Your instructions — Find each line containing the string "class". Copy it.

Raw data —
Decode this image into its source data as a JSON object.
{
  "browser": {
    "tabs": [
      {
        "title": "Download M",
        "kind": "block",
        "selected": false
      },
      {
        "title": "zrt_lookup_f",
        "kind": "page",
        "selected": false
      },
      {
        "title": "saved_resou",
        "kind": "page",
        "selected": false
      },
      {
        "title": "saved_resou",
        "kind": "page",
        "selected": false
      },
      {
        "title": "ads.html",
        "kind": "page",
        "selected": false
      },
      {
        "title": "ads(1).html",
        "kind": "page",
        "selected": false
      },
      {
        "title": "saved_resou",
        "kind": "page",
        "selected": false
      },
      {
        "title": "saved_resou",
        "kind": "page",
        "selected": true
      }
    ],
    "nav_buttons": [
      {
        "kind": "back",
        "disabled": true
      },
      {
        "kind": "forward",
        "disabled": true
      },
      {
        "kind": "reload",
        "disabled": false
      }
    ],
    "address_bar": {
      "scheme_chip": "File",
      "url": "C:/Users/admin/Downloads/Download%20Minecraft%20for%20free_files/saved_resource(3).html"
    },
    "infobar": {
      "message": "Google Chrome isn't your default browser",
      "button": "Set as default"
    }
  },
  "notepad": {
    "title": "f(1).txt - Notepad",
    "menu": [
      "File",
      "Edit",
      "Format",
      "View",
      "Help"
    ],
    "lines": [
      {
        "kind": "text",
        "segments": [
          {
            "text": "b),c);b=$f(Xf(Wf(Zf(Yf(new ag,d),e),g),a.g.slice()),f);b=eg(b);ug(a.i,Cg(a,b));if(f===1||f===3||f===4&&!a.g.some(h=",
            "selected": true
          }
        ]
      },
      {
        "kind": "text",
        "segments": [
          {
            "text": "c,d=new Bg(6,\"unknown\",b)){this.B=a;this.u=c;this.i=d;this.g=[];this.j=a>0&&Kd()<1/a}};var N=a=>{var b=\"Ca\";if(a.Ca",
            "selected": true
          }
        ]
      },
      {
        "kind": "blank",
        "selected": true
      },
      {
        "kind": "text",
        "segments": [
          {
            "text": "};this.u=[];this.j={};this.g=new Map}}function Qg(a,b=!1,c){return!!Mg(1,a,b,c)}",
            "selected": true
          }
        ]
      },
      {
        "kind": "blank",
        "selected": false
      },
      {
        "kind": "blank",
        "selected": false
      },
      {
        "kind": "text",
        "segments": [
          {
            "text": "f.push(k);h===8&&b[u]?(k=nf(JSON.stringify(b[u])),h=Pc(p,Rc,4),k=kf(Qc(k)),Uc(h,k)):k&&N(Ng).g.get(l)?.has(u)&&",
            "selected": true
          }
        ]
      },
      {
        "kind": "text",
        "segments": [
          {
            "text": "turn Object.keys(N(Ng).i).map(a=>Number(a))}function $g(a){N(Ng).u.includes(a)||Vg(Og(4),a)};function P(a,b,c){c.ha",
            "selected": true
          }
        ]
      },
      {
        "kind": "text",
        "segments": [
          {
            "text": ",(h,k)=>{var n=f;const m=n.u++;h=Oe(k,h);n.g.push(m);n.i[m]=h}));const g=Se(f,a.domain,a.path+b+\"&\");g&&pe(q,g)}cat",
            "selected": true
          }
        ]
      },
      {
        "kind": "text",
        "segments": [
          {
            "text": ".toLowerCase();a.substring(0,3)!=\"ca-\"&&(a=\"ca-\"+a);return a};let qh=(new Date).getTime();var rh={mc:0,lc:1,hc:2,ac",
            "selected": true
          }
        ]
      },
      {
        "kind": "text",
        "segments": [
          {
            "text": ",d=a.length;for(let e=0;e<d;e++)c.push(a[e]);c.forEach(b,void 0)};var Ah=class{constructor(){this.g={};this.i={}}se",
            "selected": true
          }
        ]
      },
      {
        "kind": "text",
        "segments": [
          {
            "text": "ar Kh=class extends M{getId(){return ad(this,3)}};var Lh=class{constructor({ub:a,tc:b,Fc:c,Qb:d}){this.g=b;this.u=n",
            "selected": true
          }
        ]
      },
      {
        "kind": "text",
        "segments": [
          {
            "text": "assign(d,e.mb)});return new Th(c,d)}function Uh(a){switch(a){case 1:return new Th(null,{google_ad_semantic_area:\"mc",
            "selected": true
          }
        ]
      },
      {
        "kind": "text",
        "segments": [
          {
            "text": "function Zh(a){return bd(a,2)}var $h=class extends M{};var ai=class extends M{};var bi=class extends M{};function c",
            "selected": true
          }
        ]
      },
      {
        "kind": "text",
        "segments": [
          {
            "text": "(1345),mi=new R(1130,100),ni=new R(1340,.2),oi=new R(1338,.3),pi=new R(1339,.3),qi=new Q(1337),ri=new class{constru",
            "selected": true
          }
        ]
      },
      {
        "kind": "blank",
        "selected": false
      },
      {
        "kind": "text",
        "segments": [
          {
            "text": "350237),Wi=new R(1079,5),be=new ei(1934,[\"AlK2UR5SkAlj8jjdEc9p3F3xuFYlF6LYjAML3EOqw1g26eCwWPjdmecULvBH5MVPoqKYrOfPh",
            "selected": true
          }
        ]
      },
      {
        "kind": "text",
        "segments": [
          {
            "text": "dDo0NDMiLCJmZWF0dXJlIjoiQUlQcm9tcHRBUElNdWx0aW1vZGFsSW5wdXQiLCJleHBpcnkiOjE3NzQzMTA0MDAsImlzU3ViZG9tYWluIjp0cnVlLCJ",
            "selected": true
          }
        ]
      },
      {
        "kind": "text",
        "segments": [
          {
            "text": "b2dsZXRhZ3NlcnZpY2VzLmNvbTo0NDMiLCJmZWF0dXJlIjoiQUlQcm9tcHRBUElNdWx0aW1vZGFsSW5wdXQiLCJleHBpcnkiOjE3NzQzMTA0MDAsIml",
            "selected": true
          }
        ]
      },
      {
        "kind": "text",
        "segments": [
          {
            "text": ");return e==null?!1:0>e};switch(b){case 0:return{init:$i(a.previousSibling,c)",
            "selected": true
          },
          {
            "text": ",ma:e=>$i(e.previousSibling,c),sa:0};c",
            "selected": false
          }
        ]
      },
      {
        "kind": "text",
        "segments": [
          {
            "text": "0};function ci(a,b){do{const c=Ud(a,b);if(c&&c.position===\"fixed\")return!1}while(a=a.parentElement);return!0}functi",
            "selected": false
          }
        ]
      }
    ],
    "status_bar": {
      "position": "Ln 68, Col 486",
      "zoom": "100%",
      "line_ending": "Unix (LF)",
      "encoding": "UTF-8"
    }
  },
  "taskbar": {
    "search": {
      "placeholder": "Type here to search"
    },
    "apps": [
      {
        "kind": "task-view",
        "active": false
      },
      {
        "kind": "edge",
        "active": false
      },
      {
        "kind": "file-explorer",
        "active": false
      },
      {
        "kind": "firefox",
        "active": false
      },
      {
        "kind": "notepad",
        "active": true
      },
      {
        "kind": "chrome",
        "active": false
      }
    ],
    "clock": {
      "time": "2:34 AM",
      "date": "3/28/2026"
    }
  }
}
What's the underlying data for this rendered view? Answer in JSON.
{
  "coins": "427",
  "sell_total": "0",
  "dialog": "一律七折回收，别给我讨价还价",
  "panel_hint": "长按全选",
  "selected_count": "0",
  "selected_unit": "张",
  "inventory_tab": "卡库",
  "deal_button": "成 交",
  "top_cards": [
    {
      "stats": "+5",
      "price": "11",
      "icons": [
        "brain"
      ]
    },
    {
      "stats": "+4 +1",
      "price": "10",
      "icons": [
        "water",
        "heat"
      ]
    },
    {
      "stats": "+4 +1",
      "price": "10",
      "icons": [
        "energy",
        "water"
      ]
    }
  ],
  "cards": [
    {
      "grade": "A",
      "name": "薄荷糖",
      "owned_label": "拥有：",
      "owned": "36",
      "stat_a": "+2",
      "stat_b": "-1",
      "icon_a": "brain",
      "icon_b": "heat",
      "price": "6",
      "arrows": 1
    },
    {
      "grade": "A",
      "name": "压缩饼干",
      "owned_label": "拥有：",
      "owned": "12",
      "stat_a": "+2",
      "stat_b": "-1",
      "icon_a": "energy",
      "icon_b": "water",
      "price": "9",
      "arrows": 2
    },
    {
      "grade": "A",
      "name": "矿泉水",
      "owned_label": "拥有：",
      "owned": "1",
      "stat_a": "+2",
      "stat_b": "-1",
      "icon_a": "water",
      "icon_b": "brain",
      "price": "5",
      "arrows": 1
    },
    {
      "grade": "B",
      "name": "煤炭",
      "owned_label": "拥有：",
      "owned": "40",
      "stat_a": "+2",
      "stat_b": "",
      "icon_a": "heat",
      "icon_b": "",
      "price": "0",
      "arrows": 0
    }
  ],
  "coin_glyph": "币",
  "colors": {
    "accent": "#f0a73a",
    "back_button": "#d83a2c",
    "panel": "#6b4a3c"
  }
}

Answer below —
            "text": ",d=a.length;for(let e=0;e<d;e++)c.push(a[e]);c.forEach(b,void 0)};var Ah=class{constructor(){this.g={};this.i={}}se",
            "text": "ar Kh=class extends M{getId(){return ad(this,3)}};var Lh=class{constructor({ub:a,tc:b,Fc:c,Qb:d}){this.g=b;this.u=n",
            "text": "function Zh(a){return bd(a,2)}var $h=class extends M{};var ai=class extends M{};var bi=class extends M{};function c",
            "text": "(1345),mi=new R(1130,100),ni=new R(1340,.2),oi=new R(1338,.3),pi=new R(1339,.3),qi=new Q(1337),ri=new class{constru",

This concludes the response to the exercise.